_What is needed_.
Output each entry that follows exactly. Images stay out.

_Records provided_.

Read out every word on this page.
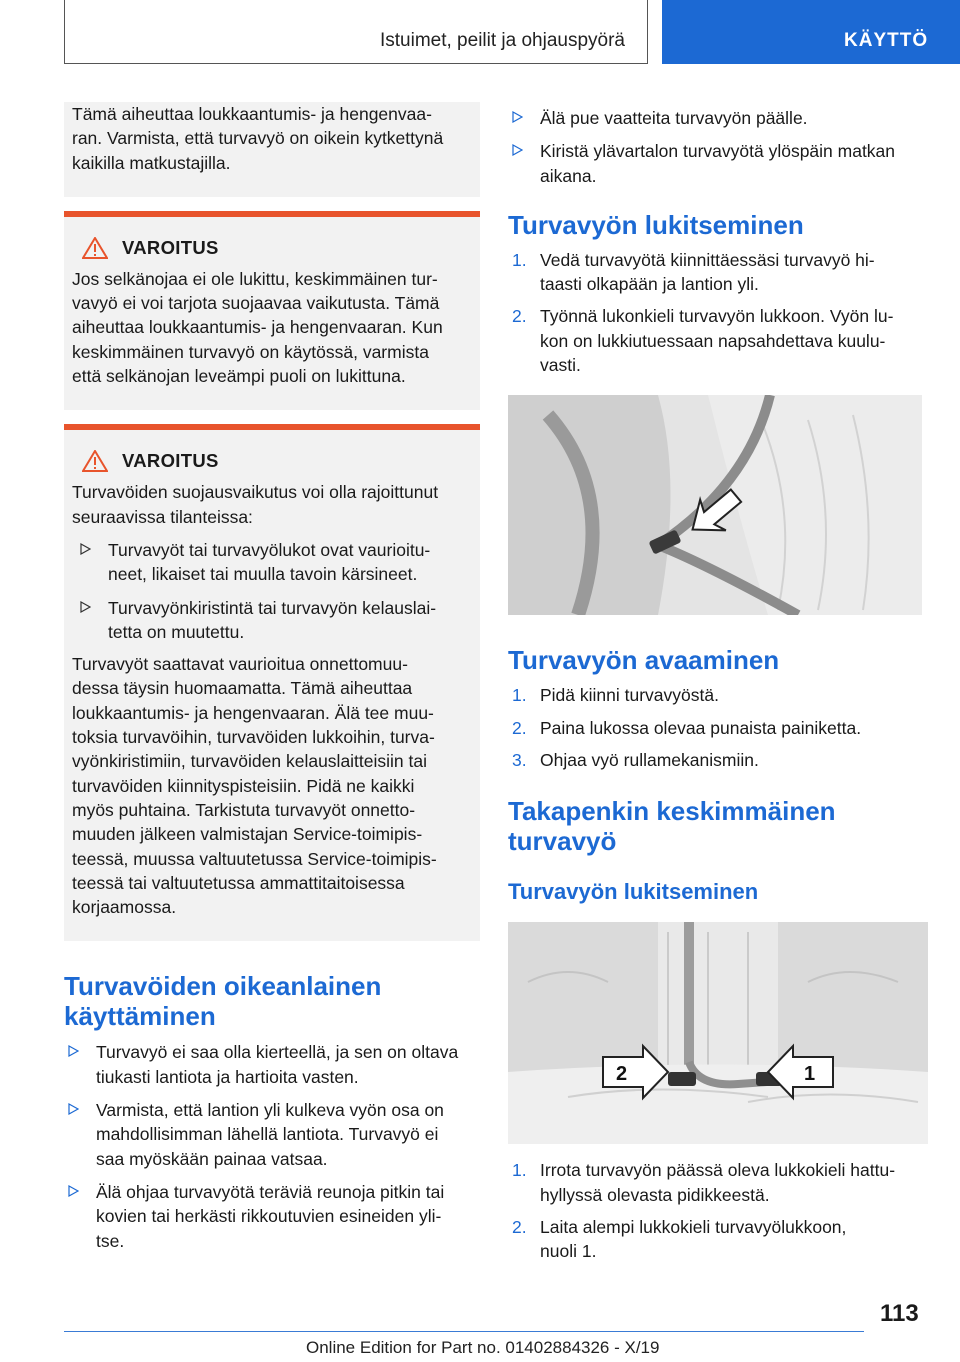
Istuimet, peilit ja ohjauspyörä	KÄYTTÖ

Tämä aiheuttaa loukkaantumis- ja hengenvaa-

ran. Varmista, että turvavyö on oikein kytkettynä

kaikilla matkustajilla.

VAROITUS

Jos selkänojaa ei ole lukittu, keskimmäinen tur-

vavyö ei voi tarjota suojaavaa vaikutusta. Tämä

aiheuttaa loukkaantumis- ja hengenvaaran. Kun

keskimmäinen turvavyö on käytössä, varmista

että selkänojan leveämpi puoli on lukittuna.

VAROITUS

Turvavöiden suojausvaikutus voi olla rajoittunut

seuraavissa tilanteissa:

Turvavyöt tai turvavyölukot ovat vaurioitu-

neet, likaiset tai muulla tavoin kärsineet.

Turvavyönkiristintä tai turvavyön kelauslai-

tetta on muutettu.

Turvavyöt saattavat vaurioitua onnettomuu-

dessa täysin huomaamatta. Tämä aiheuttaa

loukkaantumis- ja hengenvaaran. Älä tee muu-

toksia turvavöihin, turvavöiden lukkoihin, turva-

vyönkiristimiin, turvavöiden kelauslaitteisiin tai

turvavöiden kiinnityspisteisiin. Pidä ne kaikki

myös puhtaina. Tarkistuta turvavyöt onnetto-

muuden jälkeen valmistajan Service-toimipis-

teessä, muussa valtuutetussa Service-toimipis-

teessä tai valtuutetussa ammattitaitoisessa

korjaamossa.

Turvavöiden oikeanlainen
käyttäminen

Turvavyö ei saa olla kierteellä, ja sen on oltava

tiukasti lantiota ja hartioita vasten.

Varmista, että lantion yli kulkeva vyön osa on

mahdollisimman lähellä lantiota. Turvavyö ei

saa myöskään painaa vatsaa.

Älä ohjaa turvavyötä teräviä reunoja pitkin tai

kovien tai herkästi rikkoutuvien esineiden yli-

tse.

Älä pue vaatteita turvavyön päälle.

Kiristä ylävartalon turvavyötä ylöspäin matkan

aikana.

Turvavyön lukitseminen
1. Vedä turvavyötä kiinnittäessäsi turvavyö hi-

taasti olkapään ja lantion yli.

2. Työnnä lukonkieli turvavyön lukkoon. Vyön lu-

kon on lukkiutuessaan napsahdettava kuulu-

vasti.

Turvavyön avaaminen
1. Pidä kiinni turvavyöstä.

2. Paina lukossa olevaa punaista painiketta.

3. Ohjaa vyö rullamekanismiin.

Takapenkin keskimmäinen
turvavyö
Turvavyön lukitseminen
2	1
1. Irrota turvavyön päässä oleva lukkokieli hattu-

hyllyssä olevasta pidikkeestä.

2. Laita alempi lukkokieli turvavyölukkoon,

nuoli 1.

113
Online Edition for Part no. 01402884326 - X/19
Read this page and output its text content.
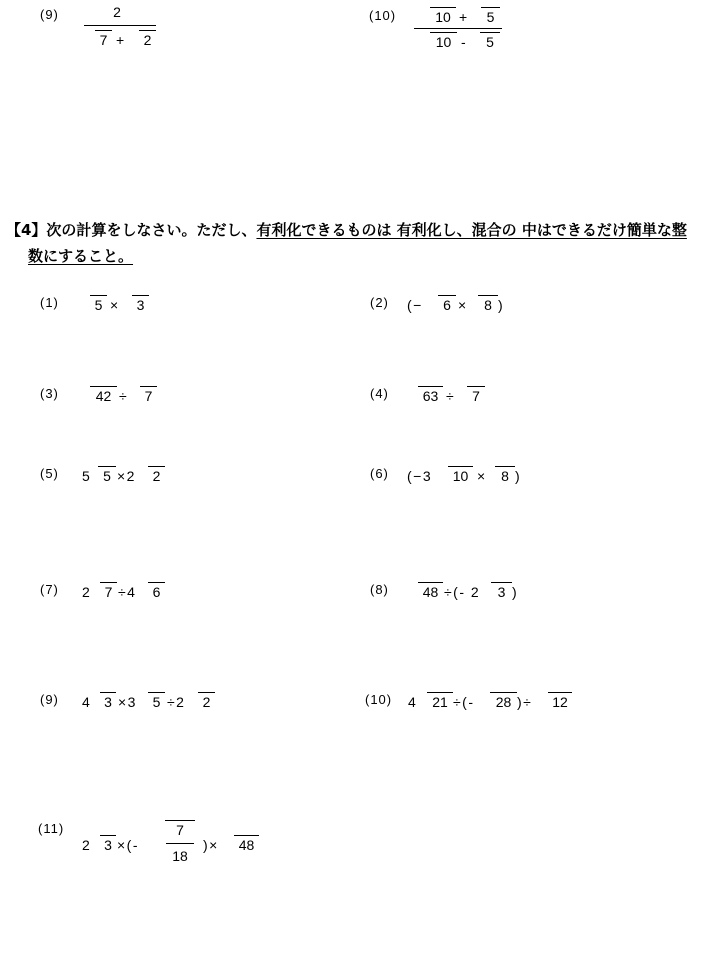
(9)	2
7 +	2
(10)	10 +	5
10 -	5
【4】次の計算をしなさい。ただし、有利化できるものは 有利化し、混合の 中はできるだけ簡単な整
数にすること。
(1)	5 ×	3	(2) (−	6 ×	8 )
(3)	42 ÷	7	(4)	63 ÷	7
(5) 5 5 ×2	2	(6) (−3	10 ×	8 )
(7) 2 7 ÷4	6	(8)	48 ÷(- 2	3 )
(9) 4 3 ×3	5 ÷2	2	(10) 4	21 ÷(-	28 )÷	12
(11)
2 3 ×(-	)×	48
7
18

_Response below_.
Read out every word on this page.
Istuimet, peilit ja ohjauspyörä	KÄYTTÖ

Tämä aiheuttaa loukkaantumis- ja hengenvaa-

ran. Varmista, että turvavyö on oikein kytkettynä

kaikilla matkustajilla.

VAROITUS

Jos selkänojaa ei ole lukittu, keskimmäinen tur-

vavyö ei voi tarjota suojaavaa vaikutusta. Tämä

aiheuttaa loukkaantumis- ja hengenvaaran. Kun

keskimmäinen turvavyö on käytössä, varmista

että selkänojan leveämpi puoli on lukittuna.

VAROITUS

Turvavöiden suojausvaikutus voi olla rajoittunut

seuraavissa tilanteissa:

Turvavyöt tai turvavyölukot ovat vaurioitu-

neet, likaiset tai muulla tavoin kärsineet.

Turvavyönkiristintä tai turvavyön kelauslai-

tetta on muutettu.

Turvavyöt saattavat vaurioitua onnettomuu-

dessa täysin huomaamatta. Tämä aiheuttaa

loukkaantumis- ja hengenvaaran. Älä tee muu-

toksia turvavöihin, turvavöiden lukkoihin, turva-

vyönkiristimiin, turvavöiden kelauslaitteisiin tai

turvavöiden kiinnityspisteisiin. Pidä ne kaikki

myös puhtaina. Tarkistuta turvavyöt onnetto-

muuden jälkeen valmistajan Service-toimipis-

teessä, muussa valtuutetussa Service-toimipis-

teessä tai valtuutetussa ammattitaitoisessa

korjaamossa.

Turvavöiden oikeanlainen
käyttäminen

Turvavyö ei saa olla kierteellä, ja sen on oltava

tiukasti lantiota ja hartioita vasten.

Varmista, että lantion yli kulkeva vyön osa on

mahdollisimman lähellä lantiota. Turvavyö ei

saa myöskään painaa vatsaa.

Älä ohjaa turvavyötä teräviä reunoja pitkin tai

kovien tai herkästi rikkoutuvien esineiden yli-

tse.

Älä pue vaatteita turvavyön päälle.

Kiristä ylävartalon turvavyötä ylöspäin matkan

aikana.

Turvavyön lukitseminen
1. Vedä turvavyötä kiinnittäessäsi turvavyö hi-

taasti olkapään ja lantion yli.

2. Työnnä lukonkieli turvavyön lukkoon. Vyön lu-

kon on lukkiutuessaan napsahdettava kuulu-

vasti.

Turvavyön avaaminen
1. Pidä kiinni turvavyöstä.

2. Paina lukossa olevaa punaista painiketta.

3. Ohjaa vyö rullamekanismiin.

Takapenkin keskimmäinen
turvavyö
Turvavyön lukitseminen
2	1
1. Irrota turvavyön päässä oleva lukkokieli hattu-

hyllyssä olevasta pidikkeestä.

2. Laita alempi lukkokieli turvavyölukkoon,

nuoli 1.

113
Online Edition for Part no. 01402884326 - X/19
Read this page and output its text content.
(9)	2
7 +	2
(10)	10 +	5
10 -	5
【4】次の計算をしなさい。ただし、有利化できるものは 有利化し、混合の 中はできるだけ簡単な整
数にすること。
(1)	5 ×	3	(2) (−	6 ×	8 )
(3)	42 ÷	7	(4)	63 ÷	7
(5) 5 5 ×2	2	(6) (−3	10 ×	8 )
(7) 2 7 ÷4	6	(8)	48 ÷(- 2	3 )
(9) 4 3 ×3	5 ÷2	2	(10) 4	21 ÷(-	28 )÷	12
(11)
2 3 ×(-	)×	48
7
18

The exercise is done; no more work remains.